Aim: Lay out the data from its first line through the line containing "series-line [93, 105, 1079, 205]", inclusive, as a Markdown table with the columns "Row" and "Line". Leave out any blank lines.

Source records

*-*-*

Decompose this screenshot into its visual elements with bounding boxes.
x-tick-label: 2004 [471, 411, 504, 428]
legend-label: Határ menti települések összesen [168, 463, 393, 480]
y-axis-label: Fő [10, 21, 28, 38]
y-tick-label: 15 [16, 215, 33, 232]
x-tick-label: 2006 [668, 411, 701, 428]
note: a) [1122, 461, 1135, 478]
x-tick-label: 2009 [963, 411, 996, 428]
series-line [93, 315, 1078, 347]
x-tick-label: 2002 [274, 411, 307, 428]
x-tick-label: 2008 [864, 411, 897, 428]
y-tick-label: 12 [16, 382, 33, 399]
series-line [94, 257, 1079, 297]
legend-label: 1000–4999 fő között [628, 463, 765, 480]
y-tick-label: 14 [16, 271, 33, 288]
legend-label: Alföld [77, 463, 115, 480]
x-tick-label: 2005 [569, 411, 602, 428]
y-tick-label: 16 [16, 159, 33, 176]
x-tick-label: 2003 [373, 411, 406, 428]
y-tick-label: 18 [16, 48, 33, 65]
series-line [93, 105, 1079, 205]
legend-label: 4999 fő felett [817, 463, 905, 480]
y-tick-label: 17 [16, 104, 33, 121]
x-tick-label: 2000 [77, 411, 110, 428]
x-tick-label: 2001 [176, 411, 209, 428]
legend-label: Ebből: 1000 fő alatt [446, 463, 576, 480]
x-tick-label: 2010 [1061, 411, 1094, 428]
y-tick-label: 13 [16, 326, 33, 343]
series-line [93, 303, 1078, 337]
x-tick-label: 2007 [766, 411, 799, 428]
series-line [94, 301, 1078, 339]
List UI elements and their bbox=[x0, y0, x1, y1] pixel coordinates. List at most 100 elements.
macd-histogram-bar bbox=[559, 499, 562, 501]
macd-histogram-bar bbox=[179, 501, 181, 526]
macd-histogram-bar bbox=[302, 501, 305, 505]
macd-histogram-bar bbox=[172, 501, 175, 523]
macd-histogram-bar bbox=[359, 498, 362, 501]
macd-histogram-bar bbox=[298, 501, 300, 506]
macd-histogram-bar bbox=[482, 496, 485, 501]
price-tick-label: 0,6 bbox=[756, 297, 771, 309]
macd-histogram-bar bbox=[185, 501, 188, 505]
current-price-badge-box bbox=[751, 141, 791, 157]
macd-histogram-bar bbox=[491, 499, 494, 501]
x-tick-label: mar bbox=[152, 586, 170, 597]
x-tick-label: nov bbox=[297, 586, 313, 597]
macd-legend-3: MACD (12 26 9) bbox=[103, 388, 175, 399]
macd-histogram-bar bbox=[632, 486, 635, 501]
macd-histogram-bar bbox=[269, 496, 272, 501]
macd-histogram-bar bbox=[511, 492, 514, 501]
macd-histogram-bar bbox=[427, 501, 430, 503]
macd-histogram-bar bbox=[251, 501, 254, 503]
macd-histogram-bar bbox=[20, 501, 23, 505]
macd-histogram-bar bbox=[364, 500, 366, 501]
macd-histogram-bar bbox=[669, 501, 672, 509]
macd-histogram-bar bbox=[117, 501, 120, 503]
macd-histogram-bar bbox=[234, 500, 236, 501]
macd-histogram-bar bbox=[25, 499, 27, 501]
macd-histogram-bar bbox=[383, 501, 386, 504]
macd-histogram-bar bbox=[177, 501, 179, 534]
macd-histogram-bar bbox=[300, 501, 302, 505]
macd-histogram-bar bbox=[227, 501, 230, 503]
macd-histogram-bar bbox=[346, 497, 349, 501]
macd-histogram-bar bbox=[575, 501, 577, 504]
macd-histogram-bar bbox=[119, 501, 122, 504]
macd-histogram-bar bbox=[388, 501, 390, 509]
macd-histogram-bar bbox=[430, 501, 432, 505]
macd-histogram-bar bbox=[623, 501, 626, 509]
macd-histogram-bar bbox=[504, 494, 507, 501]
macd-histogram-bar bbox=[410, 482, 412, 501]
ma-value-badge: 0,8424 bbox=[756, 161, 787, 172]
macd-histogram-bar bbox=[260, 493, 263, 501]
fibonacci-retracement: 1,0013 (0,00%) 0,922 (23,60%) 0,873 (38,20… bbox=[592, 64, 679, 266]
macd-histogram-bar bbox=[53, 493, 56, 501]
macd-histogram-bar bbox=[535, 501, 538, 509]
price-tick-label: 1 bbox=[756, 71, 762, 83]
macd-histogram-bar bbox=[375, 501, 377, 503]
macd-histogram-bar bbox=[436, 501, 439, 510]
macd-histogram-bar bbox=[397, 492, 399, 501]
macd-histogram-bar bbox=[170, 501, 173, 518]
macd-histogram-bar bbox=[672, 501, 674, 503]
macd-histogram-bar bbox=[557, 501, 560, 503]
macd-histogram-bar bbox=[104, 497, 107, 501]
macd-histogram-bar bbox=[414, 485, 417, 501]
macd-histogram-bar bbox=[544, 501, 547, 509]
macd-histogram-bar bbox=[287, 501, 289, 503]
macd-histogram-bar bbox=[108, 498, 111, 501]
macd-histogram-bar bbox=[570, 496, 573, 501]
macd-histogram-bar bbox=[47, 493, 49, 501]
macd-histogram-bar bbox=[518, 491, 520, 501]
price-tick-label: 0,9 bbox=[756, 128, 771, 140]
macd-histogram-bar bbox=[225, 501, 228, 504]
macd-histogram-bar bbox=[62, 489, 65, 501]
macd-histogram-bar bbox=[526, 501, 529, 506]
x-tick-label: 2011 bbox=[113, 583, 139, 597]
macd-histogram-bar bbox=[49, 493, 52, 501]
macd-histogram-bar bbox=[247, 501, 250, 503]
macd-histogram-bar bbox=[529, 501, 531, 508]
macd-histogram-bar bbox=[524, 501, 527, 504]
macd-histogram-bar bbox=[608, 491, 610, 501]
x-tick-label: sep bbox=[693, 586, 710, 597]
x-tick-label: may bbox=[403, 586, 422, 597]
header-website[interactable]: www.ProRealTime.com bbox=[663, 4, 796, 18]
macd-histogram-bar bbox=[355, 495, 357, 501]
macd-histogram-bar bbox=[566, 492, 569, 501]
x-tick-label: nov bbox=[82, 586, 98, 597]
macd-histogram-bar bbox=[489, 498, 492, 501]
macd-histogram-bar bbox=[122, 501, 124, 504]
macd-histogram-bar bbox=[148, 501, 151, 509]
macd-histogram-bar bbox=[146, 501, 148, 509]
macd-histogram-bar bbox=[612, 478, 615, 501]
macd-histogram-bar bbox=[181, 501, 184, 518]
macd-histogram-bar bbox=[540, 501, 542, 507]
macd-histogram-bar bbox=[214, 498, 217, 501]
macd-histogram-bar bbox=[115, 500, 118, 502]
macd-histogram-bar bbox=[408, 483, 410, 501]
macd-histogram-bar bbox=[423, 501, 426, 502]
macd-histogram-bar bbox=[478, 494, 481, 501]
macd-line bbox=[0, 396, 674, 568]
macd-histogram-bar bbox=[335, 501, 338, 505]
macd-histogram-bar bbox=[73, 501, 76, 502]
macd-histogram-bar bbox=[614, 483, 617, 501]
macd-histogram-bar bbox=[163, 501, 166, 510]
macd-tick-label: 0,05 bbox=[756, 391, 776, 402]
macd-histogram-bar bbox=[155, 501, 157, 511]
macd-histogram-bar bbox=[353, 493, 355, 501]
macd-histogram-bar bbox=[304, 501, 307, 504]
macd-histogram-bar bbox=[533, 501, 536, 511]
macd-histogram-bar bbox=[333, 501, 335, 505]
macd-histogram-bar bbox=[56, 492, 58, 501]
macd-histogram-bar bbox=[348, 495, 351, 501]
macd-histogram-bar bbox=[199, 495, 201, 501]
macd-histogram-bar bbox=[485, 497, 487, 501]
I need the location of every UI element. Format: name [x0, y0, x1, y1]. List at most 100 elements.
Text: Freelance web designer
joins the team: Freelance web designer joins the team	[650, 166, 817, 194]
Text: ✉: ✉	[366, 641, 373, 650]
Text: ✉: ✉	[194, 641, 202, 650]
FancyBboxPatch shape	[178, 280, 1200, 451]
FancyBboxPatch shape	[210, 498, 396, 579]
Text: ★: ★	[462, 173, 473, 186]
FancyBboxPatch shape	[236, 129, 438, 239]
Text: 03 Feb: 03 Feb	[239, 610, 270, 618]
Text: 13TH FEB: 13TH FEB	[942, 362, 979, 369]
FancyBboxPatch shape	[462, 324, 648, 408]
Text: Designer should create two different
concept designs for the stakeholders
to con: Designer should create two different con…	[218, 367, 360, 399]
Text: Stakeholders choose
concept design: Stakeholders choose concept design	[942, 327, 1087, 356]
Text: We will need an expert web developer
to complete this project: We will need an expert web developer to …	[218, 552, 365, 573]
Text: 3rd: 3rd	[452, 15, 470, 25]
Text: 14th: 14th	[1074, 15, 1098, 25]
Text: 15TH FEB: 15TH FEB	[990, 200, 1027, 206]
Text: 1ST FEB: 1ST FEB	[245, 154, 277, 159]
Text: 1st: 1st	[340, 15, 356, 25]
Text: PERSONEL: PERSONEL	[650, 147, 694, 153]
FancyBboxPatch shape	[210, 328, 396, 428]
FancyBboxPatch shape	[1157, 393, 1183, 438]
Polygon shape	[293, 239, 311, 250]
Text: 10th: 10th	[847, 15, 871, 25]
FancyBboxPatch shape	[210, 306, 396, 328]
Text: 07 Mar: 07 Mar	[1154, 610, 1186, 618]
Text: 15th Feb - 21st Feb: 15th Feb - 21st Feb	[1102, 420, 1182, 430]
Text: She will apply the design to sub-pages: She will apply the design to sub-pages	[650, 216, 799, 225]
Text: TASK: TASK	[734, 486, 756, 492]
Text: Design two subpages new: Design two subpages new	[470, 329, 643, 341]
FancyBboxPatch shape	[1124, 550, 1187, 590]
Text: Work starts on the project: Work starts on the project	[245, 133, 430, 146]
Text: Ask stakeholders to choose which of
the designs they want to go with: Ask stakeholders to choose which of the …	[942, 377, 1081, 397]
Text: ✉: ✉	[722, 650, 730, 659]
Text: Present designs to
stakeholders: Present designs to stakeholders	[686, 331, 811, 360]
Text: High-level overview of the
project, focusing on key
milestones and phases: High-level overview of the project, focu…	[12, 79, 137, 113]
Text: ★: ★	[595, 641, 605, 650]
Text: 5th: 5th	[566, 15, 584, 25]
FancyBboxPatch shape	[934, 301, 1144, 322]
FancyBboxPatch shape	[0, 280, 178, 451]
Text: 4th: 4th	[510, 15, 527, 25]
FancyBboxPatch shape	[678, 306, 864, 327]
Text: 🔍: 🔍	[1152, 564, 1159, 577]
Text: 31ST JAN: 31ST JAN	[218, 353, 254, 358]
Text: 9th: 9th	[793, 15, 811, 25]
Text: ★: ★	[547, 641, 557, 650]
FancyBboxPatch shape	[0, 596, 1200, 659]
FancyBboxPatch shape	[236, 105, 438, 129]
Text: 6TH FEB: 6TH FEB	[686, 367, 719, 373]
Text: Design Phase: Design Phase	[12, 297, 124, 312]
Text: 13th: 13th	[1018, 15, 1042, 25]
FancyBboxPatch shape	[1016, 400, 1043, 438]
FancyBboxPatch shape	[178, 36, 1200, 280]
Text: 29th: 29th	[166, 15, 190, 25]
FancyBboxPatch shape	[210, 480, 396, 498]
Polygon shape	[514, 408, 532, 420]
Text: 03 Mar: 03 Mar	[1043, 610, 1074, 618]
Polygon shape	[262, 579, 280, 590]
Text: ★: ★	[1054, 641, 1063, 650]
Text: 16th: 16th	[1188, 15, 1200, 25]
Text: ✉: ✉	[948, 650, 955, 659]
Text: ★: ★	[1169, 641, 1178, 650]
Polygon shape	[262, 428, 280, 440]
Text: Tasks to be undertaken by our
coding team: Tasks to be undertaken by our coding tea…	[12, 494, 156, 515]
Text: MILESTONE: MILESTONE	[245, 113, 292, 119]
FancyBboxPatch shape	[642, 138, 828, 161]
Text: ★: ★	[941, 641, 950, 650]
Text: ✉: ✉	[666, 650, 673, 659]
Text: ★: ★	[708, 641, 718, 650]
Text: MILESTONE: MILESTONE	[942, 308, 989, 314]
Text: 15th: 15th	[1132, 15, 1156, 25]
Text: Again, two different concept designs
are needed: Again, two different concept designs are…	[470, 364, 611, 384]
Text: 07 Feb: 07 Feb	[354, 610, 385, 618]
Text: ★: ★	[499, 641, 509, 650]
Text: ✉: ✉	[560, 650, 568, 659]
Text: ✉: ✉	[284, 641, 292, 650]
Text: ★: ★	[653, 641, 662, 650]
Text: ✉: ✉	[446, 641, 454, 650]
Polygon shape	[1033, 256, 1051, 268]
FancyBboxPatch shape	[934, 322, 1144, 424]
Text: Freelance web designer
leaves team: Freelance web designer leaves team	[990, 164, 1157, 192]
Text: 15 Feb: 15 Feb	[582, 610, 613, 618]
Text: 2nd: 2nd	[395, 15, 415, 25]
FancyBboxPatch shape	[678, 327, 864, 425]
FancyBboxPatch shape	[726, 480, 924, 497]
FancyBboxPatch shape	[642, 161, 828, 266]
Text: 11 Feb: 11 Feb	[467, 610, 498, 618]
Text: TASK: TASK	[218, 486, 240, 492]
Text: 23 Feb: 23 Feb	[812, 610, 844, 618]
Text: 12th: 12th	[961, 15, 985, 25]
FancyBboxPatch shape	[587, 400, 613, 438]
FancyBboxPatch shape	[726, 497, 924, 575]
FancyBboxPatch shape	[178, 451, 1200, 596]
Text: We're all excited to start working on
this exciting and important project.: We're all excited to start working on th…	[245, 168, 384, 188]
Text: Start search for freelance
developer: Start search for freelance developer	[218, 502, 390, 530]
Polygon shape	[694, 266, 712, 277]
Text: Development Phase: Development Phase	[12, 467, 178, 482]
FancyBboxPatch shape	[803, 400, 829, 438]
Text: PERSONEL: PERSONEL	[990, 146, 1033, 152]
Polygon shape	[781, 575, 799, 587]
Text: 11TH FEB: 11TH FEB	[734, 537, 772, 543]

*-*-*

The result:
| Row | Line |
|---|---|
| 1 | Decompose this screenshot into its visual elements with bounding boxes. |
| 2 | x-tick-label: 2004 [471, 411, 504, 428] |
| 3 | legend-label: Határ menti települések összesen [168, 463, 393, 480] |
| 4 | y-axis-label: Fő [10, 21, 28, 38] |
| 5 | y-tick-label: 15 [16, 215, 33, 232] |
| 6 | x-tick-label: 2006 [668, 411, 701, 428] |
| 7 | note: a) [1122, 461, 1135, 478] |
| 8 | x-tick-label: 2009 [963, 411, 996, 428] |
| 9 | series-line [93, 315, 1078, 347] |
| 10 | x-tick-label: 2002 [274, 411, 307, 428] |
| 11 | x-tick-label: 2008 [864, 411, 897, 428] |
| 12 | y-tick-label: 12 [16, 382, 33, 399] |
| 13 | series-line [94, 257, 1079, 297] |
| 14 | legend-label: 1000–4999 fő között [628, 463, 765, 480] |
| 15 | y-tick-label: 14 [16, 271, 33, 288] |
| 16 | legend-label: Alföld [77, 463, 115, 480] |
| 17 | x-tick-label: 2005 [569, 411, 602, 428] |
| 18 | y-tick-label: 16 [16, 159, 33, 176] |
| 19 | x-tick-label: 2003 [373, 411, 406, 428] |
| 20 | y-tick-label: 18 [16, 48, 33, 65] |
| 21 | series-line [93, 105, 1079, 205] |